Start Exercise inputs
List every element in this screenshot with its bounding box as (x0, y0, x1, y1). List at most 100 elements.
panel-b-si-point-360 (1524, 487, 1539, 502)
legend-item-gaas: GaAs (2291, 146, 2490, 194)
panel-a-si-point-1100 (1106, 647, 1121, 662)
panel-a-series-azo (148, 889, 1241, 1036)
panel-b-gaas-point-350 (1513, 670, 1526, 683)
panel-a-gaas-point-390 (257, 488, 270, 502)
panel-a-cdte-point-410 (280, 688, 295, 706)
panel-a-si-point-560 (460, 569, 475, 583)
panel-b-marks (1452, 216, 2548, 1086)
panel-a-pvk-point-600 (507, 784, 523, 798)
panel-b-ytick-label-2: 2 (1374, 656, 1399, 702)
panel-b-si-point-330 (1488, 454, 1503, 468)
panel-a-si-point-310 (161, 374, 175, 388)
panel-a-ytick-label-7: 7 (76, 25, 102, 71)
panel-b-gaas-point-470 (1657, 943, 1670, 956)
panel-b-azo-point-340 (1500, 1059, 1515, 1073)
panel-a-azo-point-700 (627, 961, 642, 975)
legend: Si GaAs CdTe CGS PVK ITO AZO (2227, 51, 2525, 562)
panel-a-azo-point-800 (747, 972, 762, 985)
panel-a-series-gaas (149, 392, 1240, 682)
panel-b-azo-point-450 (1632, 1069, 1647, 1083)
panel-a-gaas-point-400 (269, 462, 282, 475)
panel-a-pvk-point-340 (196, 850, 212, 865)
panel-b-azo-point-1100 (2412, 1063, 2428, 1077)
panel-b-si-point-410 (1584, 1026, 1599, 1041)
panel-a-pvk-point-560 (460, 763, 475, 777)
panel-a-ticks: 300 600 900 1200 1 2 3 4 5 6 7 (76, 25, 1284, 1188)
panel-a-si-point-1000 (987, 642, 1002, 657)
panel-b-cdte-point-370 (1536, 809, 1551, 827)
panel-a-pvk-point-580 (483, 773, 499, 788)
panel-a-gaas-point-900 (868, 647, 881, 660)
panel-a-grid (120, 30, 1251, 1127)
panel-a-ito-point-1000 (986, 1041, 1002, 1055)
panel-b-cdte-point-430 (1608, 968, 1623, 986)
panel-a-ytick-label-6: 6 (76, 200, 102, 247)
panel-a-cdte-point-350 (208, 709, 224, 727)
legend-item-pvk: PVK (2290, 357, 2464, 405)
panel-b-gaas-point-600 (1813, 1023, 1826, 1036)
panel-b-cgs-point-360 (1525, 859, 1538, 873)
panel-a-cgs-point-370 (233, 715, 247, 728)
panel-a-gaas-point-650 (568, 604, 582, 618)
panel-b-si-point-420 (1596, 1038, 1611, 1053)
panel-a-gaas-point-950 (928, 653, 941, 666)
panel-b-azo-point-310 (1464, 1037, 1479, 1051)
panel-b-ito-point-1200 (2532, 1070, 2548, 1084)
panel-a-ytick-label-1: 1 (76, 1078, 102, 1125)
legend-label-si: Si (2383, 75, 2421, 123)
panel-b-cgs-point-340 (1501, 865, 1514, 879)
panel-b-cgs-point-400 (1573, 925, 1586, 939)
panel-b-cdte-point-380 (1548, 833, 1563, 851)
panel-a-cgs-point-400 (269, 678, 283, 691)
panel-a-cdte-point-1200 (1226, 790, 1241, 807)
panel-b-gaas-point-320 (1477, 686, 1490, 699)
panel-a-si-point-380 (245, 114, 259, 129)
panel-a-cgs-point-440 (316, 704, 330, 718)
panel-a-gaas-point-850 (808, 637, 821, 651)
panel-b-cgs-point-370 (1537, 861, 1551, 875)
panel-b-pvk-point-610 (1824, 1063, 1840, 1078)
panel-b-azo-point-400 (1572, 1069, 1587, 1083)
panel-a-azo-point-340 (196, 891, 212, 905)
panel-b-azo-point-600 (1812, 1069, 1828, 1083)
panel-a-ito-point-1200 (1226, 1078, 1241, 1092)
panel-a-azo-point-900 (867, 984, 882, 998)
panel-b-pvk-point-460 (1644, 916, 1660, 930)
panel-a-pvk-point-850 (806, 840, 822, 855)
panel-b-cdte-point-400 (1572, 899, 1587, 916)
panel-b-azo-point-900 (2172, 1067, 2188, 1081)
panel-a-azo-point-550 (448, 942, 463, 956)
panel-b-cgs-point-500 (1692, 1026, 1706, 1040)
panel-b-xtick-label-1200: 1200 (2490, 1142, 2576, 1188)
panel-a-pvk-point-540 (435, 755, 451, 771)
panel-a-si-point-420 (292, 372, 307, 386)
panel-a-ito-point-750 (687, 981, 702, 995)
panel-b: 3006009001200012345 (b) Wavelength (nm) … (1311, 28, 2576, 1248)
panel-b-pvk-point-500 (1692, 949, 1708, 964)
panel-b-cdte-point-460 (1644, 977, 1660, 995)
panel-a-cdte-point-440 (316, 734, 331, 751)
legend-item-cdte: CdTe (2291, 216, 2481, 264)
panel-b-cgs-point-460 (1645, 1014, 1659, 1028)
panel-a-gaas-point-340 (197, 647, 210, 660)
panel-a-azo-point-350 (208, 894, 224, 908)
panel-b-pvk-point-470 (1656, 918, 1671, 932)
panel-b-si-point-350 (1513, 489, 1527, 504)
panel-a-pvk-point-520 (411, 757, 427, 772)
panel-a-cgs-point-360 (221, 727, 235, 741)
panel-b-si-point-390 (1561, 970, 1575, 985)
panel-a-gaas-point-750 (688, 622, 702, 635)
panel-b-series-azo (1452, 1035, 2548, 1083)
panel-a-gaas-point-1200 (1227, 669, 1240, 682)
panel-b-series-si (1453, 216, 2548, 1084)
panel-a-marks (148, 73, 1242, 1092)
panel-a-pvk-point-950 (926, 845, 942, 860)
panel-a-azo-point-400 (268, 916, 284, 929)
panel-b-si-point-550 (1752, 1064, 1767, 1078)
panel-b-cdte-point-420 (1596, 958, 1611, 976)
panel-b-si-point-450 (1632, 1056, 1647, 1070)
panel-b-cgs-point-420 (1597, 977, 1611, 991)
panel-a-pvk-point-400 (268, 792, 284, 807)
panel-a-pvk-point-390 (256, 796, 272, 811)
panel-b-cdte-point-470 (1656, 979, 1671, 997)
End Exercise inputs
• _Exercise goal_
Rewrite the stretch from the start of the material through the line containing "panel-b-azo-point-450 (1632, 1069, 1647, 1083)", putting "enclosing rectangle" in place of "bounding box" and leaving everything else unchanged.

• _Problem solution_
List every element in this screenshot with its enclosing rectangle as (x0, y0, x1, y1). List at most 100 elements.
panel-b-si-point-360 (1524, 487, 1539, 502)
legend-item-gaas: GaAs (2291, 146, 2490, 194)
panel-a-si-point-1100 (1106, 647, 1121, 662)
panel-a-series-azo (148, 889, 1241, 1036)
panel-b-gaas-point-350 (1513, 670, 1526, 683)
panel-a-gaas-point-390 (257, 488, 270, 502)
panel-a-cdte-point-410 (280, 688, 295, 706)
panel-a-si-point-560 (460, 569, 475, 583)
panel-b-marks (1452, 216, 2548, 1086)
panel-a-pvk-point-600 (507, 784, 523, 798)
panel-b-ytick-label-2: 2 (1374, 656, 1399, 702)
panel-b-si-point-330 (1488, 454, 1503, 468)
panel-a-si-point-310 (161, 374, 175, 388)
panel-a-ytick-label-7: 7 (76, 25, 102, 71)
panel-b-gaas-point-470 (1657, 943, 1670, 956)
panel-b-azo-point-340 (1500, 1059, 1515, 1073)
panel-a-azo-point-700 (627, 961, 642, 975)
legend: Si GaAs CdTe CGS PVK ITO AZO (2227, 51, 2525, 562)
panel-a-azo-point-800 (747, 972, 762, 985)
panel-a-series-gaas (149, 392, 1240, 682)
panel-b-azo-point-450 (1632, 1069, 1647, 1083)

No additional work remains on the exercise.